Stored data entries
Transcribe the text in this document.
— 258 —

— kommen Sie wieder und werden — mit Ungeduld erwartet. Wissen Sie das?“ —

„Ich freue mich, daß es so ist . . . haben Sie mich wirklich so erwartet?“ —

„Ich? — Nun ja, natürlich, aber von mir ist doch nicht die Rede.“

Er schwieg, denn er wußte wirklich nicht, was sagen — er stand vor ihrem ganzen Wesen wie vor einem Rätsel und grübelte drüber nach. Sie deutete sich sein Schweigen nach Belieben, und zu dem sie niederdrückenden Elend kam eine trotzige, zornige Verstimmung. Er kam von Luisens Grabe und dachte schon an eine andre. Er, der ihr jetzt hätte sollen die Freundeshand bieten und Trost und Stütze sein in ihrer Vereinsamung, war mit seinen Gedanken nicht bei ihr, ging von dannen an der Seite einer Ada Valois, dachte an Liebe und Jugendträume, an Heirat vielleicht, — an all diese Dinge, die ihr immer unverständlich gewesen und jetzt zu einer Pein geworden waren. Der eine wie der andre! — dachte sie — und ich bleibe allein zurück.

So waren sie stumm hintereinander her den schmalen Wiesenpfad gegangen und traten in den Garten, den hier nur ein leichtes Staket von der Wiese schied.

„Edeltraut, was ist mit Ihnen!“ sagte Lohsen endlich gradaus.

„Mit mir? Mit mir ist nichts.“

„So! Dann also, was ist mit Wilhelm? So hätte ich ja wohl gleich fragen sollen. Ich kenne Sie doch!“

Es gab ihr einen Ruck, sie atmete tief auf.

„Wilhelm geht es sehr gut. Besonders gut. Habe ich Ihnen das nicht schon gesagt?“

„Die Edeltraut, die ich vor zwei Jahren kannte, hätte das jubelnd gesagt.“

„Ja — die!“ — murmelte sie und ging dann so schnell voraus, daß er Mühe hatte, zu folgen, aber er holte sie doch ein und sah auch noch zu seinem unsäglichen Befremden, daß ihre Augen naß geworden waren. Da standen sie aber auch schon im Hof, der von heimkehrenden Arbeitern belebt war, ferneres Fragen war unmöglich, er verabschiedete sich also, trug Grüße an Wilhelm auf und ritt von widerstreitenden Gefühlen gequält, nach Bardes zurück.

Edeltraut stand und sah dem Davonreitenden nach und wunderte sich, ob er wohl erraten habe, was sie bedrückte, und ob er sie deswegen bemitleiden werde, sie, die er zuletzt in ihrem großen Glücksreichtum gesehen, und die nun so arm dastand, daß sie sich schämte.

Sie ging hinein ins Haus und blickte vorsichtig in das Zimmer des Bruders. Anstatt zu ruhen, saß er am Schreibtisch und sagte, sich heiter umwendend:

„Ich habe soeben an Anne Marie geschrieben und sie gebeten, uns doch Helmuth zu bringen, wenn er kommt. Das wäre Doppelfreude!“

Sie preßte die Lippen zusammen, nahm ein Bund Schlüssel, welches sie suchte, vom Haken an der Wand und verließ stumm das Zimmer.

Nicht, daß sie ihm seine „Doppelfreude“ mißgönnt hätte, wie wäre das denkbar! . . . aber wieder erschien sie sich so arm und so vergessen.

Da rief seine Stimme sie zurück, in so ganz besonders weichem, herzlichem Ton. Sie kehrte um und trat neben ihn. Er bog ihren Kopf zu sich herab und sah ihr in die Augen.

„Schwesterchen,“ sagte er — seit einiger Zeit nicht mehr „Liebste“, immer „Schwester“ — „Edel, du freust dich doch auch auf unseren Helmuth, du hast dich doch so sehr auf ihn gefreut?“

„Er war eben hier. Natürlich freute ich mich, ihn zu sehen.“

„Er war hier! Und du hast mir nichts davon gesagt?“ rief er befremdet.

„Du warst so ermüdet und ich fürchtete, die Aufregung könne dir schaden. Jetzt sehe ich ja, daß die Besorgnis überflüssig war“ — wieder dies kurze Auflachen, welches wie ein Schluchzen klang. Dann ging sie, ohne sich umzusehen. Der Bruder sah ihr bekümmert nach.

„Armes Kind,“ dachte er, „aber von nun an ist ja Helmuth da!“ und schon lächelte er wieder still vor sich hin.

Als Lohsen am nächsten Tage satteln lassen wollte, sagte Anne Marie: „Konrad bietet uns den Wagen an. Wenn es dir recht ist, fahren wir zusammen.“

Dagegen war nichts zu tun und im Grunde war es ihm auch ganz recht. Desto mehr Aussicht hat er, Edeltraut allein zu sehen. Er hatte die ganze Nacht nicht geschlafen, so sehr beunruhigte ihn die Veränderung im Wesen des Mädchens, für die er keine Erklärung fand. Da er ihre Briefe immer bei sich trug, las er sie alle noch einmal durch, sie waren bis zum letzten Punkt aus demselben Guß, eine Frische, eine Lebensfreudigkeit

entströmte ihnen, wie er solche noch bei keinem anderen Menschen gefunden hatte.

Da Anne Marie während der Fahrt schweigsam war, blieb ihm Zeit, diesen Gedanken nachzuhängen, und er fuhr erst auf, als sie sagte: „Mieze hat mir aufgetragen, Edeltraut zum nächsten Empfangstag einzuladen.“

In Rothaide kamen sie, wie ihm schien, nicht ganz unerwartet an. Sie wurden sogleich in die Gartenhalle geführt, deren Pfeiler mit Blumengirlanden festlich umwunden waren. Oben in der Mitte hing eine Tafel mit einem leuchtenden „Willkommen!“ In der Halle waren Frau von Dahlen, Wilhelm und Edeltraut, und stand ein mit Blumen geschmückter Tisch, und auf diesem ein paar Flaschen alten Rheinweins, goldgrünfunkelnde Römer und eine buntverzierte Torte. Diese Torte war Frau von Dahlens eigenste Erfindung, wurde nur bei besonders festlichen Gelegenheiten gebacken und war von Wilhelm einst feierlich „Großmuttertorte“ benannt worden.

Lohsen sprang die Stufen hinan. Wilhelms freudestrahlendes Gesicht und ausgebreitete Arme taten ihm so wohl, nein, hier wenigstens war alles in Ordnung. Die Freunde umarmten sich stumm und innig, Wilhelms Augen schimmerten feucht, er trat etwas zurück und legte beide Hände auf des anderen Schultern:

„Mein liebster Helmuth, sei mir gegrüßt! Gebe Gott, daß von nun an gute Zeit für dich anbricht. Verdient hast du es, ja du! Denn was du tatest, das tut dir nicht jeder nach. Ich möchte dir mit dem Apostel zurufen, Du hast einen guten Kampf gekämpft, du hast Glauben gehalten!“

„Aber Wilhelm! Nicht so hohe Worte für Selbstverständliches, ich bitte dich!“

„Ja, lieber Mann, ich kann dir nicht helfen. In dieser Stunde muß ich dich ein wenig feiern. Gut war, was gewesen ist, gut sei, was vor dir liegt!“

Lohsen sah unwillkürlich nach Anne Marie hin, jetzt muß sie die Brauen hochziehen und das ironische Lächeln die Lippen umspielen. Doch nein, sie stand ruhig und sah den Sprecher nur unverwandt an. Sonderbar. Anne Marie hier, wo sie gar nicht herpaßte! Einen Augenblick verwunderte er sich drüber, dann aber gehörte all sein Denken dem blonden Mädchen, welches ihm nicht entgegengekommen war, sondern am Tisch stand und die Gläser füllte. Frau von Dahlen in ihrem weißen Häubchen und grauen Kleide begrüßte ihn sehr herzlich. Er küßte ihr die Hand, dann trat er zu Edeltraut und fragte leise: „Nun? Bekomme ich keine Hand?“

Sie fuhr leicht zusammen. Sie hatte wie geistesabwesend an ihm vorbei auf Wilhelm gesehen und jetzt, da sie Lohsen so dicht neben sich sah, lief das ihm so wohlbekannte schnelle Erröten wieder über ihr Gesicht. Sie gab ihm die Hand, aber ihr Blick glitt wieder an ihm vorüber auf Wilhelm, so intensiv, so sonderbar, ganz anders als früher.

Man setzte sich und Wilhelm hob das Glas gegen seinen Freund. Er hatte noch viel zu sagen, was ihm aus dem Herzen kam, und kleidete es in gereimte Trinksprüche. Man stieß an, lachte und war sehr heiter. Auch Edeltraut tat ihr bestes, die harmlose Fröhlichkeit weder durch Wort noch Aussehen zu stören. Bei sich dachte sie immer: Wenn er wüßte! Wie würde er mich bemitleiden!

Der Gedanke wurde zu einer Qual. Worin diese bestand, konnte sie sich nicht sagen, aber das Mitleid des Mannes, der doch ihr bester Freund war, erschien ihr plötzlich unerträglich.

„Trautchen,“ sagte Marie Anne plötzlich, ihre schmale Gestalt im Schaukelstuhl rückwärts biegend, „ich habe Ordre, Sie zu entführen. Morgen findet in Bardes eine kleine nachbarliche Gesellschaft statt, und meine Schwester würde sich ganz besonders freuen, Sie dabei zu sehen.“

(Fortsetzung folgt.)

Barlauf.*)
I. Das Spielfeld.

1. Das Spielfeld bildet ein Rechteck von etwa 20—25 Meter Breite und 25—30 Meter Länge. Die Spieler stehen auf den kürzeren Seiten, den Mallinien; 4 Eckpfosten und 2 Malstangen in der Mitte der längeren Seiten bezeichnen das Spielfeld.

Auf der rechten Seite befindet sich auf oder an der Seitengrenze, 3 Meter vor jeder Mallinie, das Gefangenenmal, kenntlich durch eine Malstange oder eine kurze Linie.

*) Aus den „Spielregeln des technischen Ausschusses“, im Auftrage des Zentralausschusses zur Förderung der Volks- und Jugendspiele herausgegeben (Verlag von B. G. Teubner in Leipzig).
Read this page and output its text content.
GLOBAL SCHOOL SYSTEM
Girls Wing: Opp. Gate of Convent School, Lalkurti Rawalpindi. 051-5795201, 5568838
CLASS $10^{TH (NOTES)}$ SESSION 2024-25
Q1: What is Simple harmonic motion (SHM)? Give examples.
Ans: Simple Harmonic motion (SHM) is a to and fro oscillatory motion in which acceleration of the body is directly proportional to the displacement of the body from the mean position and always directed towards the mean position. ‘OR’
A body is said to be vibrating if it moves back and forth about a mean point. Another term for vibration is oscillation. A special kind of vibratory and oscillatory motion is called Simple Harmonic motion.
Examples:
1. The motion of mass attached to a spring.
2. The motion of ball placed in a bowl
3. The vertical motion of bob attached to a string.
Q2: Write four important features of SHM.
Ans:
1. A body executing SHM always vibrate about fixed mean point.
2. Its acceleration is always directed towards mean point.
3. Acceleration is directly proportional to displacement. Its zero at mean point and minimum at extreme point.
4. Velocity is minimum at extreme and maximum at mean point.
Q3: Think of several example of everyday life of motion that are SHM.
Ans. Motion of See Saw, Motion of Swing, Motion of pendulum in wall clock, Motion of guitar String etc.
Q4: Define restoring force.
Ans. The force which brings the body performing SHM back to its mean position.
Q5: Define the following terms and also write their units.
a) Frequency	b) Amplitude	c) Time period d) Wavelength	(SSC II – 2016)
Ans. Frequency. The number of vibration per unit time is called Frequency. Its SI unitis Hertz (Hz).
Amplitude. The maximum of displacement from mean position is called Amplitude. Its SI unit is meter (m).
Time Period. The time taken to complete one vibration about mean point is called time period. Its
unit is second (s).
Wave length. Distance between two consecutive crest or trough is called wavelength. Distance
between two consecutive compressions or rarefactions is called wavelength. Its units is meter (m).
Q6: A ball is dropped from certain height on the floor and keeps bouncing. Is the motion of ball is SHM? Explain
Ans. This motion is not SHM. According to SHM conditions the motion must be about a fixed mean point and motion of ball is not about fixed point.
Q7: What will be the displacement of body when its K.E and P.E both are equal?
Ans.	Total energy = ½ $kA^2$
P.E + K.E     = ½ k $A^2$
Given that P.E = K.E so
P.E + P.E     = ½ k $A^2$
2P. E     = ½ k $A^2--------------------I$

WHAT THIS TASK INVOLVES: Return solely the number of lines in the data that include the word "Helmuth".

ANSWER BELOW: 4